Collected data entries:
__________
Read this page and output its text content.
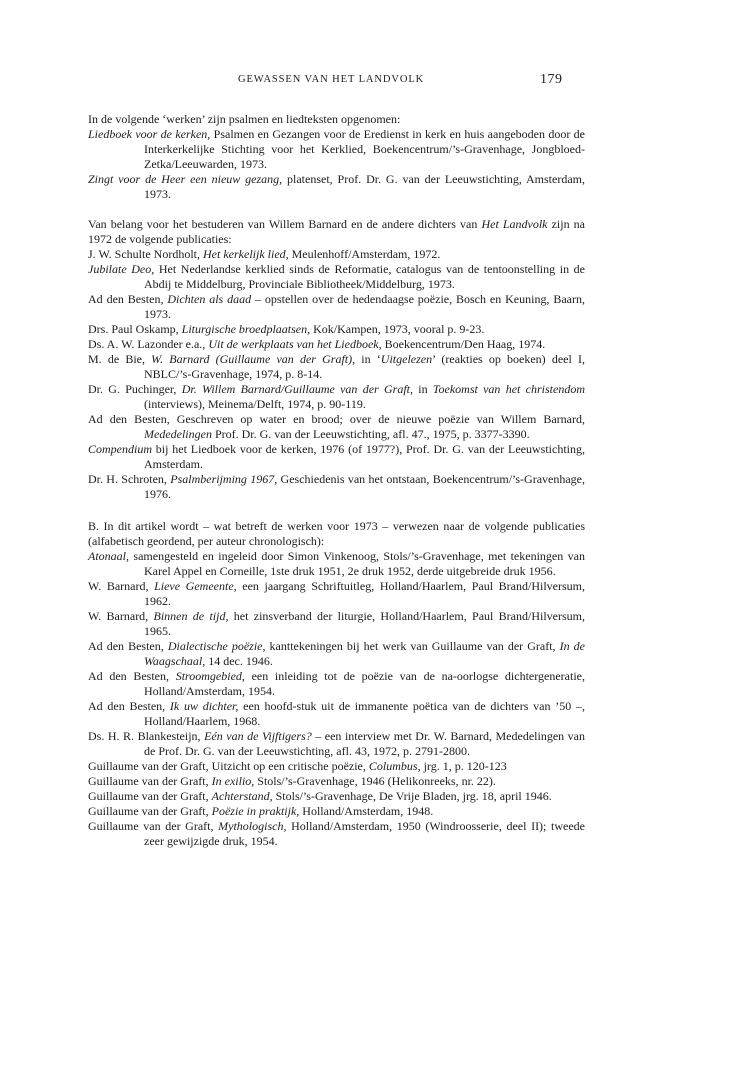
GEWASSEN VAN HET LANDVOLK	179

In de volgende ‘werken’ zijn psalmen en liedteksten opgenomen:

Liedboek voor de kerken, Psalmen en Gezangen voor de Eredienst in kerk en huis aangeboden door de Interkerkelijke Stichting voor het Kerklied, Boekencentrum/’s-Gravenhage, Jongbloed-Zetka/Leeuwarden, 1973.

Zingt voor de Heer een nieuw gezang, platenset, Prof. Dr. G. van der Leeuwstichting, Amsterdam, 1973.

Van belang voor het bestuderen van Willem Barnard en de andere dichters van Het Landvolk zijn na 1972 de volgende publicaties:

J. W. Schulte Nordholt, Het kerkelijk lied, Meulenhoff/Amsterdam, 1972.

Jubilate Deo, Het Nederlandse kerklied sinds de Reformatie, catalogus van de tentoonstelling in de Abdij te Middelburg, Provinciale Bibliotheek/Middelburg, 1973.

Ad den Besten, Dichten als daad – opstellen over de hedendaagse poëzie, Bosch en Keuning, Baarn, 1973.

Drs. Paul Oskamp, Liturgische broedplaatsen, Kok/Kampen, 1973, vooral p. 9-23.

Ds. A. W. Lazonder e.a., Uit de werkplaats van het Liedboek, Boekencentrum/Den Haag, 1974.

M. de Bie, W. Barnard (Guillaume van der Graft), in ‘Uitgelezen’ (reakties op boeken) deel I, NBLC/’s-Gravenhage, 1974, p. 8-14.

Dr. G. Puchinger, Dr. Willem Barnard/Guillaume van der Graft, in Toekomst van het christendom (interviews), Meinema/Delft, 1974, p. 90-119.

Ad den Besten, Geschreven op water en brood; over de nieuwe poëzie van Willem Barnard, Mededelingen Prof. Dr. G. van der Leeuwstichting, afl. 47., 1975, p. 3377-3390.

Compendium bij het Liedboek voor de kerken, 1976 (of 1977?), Prof. Dr. G. van der Leeuwstichting, Amsterdam.

Dr. H. Schroten, Psalmberijming 1967, Geschiedenis van het ontstaan, Boekencentrum/’s-Gravenhage, 1976.

B. In dit artikel wordt – wat betreft de werken voor 1973 – verwezen naar de volgende publicaties (alfabetisch geordend, per auteur chronologisch):

Atonaal, samengesteld en ingeleid door Simon Vinkenoog, Stols/’s-Gravenhage, met tekeningen van Karel Appel en Corneille, 1ste druk 1951, 2e druk 1952, derde uitgebreide druk 1956.

W. Barnard, Lieve Gemeente, een jaargang Schriftuitleg, Holland/Haarlem, Paul Brand/Hilversum, 1962.

W. Barnard, Binnen de tijd, het zinsverband der liturgie, Holland/Haarlem, Paul Brand/Hilversum, 1965.

Ad den Besten, Dialectische poëzie, kanttekeningen bij het werk van Guillaume van der Graft, In de Waagschaal, 14 dec. 1946.

Ad den Besten, Stroomgebied, een inleiding tot de poëzie van de na-oorlogse dichtergeneratie, Holland/Amsterdam, 1954.

Ad den Besten, Ik uw dichter, een hoofd-stuk uit de immanente poëtica van de dichters van ’50 –, Holland/Haarlem, 1968.

Ds. H. R. Blankesteijn, Eén van de Vijftigers? – een interview met Dr. W. Barnard, Mededelingen van de Prof. Dr. G. van der Leeuwstichting, afl. 43, 1972, p. 2791-2800.

Guillaume van der Graft, Uitzicht op een critische poëzie, Columbus, jrg. 1, p. 120-123

Guillaume van der Graft, In exilio, Stols/’s-Gravenhage, 1946 (Helikonreeks, nr. 22).

Guillaume van der Graft, Achterstand, Stols/’s-Gravenhage, De Vrije Bladen, jrg. 18, april 1946.

Guillaume van der Graft, Poëzie in praktijk, Holland/Amsterdam, 1948.

Guillaume van der Graft, Mythologisch, Holland/Amsterdam, 1950 (Windroosserie, deel II); tweede zeer gewijzigde druk, 1954.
__________
• **What you should do**
Reproduce each line from the records that contains the word "Willem".

• **Result**
Van belang voor het bestuderen van Willem Barnard en de andere dichters van Het Landvolk zijn na 1972 de volgende publicaties:
Dr. G. Puchinger, Dr. Willem Barnard/Guillaume van der Graft, in Toekomst van het christendom (interviews), Meinema/Delft, 1974, p. 90-119.
Ad den Besten, Geschreven op water en brood; over de nieuwe poëzie van Willem Barnard, Mededelingen Prof. Dr. G. van der Leeuwstichting, afl. 47., 1975, p. 3377-3390.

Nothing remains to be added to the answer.